# [Direction]
Exactly as they appear, output all of the entries.

# [Listed entries]
^^^^^^^^^^^^^^^^

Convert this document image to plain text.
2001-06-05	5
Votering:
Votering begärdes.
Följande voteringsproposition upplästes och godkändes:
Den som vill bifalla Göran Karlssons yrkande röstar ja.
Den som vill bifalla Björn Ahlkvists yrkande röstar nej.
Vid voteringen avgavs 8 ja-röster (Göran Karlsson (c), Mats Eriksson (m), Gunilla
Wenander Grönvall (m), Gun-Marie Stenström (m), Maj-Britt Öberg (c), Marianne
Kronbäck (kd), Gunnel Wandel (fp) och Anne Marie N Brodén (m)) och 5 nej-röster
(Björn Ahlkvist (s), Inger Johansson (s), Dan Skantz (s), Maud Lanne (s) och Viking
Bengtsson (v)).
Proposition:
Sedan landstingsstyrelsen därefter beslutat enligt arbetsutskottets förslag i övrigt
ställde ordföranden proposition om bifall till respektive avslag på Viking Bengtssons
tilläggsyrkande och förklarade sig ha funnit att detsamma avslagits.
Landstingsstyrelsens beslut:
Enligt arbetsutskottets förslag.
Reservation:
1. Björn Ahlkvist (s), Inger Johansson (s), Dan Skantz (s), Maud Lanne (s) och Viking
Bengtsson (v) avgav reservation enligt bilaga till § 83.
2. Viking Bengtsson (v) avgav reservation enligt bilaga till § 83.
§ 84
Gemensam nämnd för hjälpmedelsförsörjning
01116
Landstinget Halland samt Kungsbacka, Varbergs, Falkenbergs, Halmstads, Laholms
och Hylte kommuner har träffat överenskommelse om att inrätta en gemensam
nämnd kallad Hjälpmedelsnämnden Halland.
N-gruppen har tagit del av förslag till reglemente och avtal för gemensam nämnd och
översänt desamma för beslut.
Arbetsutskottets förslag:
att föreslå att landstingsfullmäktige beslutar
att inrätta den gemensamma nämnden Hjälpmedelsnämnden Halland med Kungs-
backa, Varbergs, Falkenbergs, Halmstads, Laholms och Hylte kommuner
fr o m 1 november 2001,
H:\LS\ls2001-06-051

^^^^^^^^^^^^^^^^

# [Output]
Convert this document image to plain text.
2001-06-05	5
Votering:
Votering begärdes.
Följande voteringsproposition upplästes och godkändes:
Den som vill bifalla Göran Karlssons yrkande röstar ja.
Den som vill bifalla Björn Ahlkvists yrkande röstar nej.
Vid voteringen avgavs 8 ja-röster (Göran Karlsson (c), Mats Eriksson (m), Gunilla
Wenander Grönvall (m), Gun-Marie Stenström (m), Maj-Britt Öberg (c), Marianne
Kronbäck (kd), Gunnel Wandel (fp) och Anne Marie N Brodén (m)) och 5 nej-röster
(Björn Ahlkvist (s), Inger Johansson (s), Dan Skantz (s), Maud Lanne (s) och Viking
Bengtsson (v)).
Proposition:
Sedan landstingsstyrelsen därefter beslutat enligt arbetsutskottets förslag i övrigt
ställde ordföranden proposition om bifall till respektive avslag på Viking Bengtssons
tilläggsyrkande och förklarade sig ha funnit att detsamma avslagits.
Landstingsstyrelsens beslut:
Enligt arbetsutskottets förslag.
Reservation:
1. Björn Ahlkvist (s), Inger Johansson (s), Dan Skantz (s), Maud Lanne (s) och Viking
Bengtsson (v) avgav reservation enligt bilaga till § 83.
2. Viking Bengtsson (v) avgav reservation enligt bilaga till § 83.
§ 84
Gemensam nämnd för hjälpmedelsförsörjning
01116
Landstinget Halland samt Kungsbacka, Varbergs, Falkenbergs, Halmstads, Laholms
och Hylte kommuner har träffat överenskommelse om att inrätta en gemensam
nämnd kallad Hjälpmedelsnämnden Halland.
N-gruppen har tagit del av förslag till reglemente och avtal för gemensam nämnd och
översänt desamma för beslut.
Arbetsutskottets förslag:
att föreslå att landstingsfullmäktige beslutar
att inrätta den gemensamma nämnden Hjälpmedelsnämnden Halland med Kungs-
backa, Varbergs, Falkenbergs, Halmstads, Laholms och Hylte kommuner
fr o m 1 november 2001,
H:\LS\ls2001-06-051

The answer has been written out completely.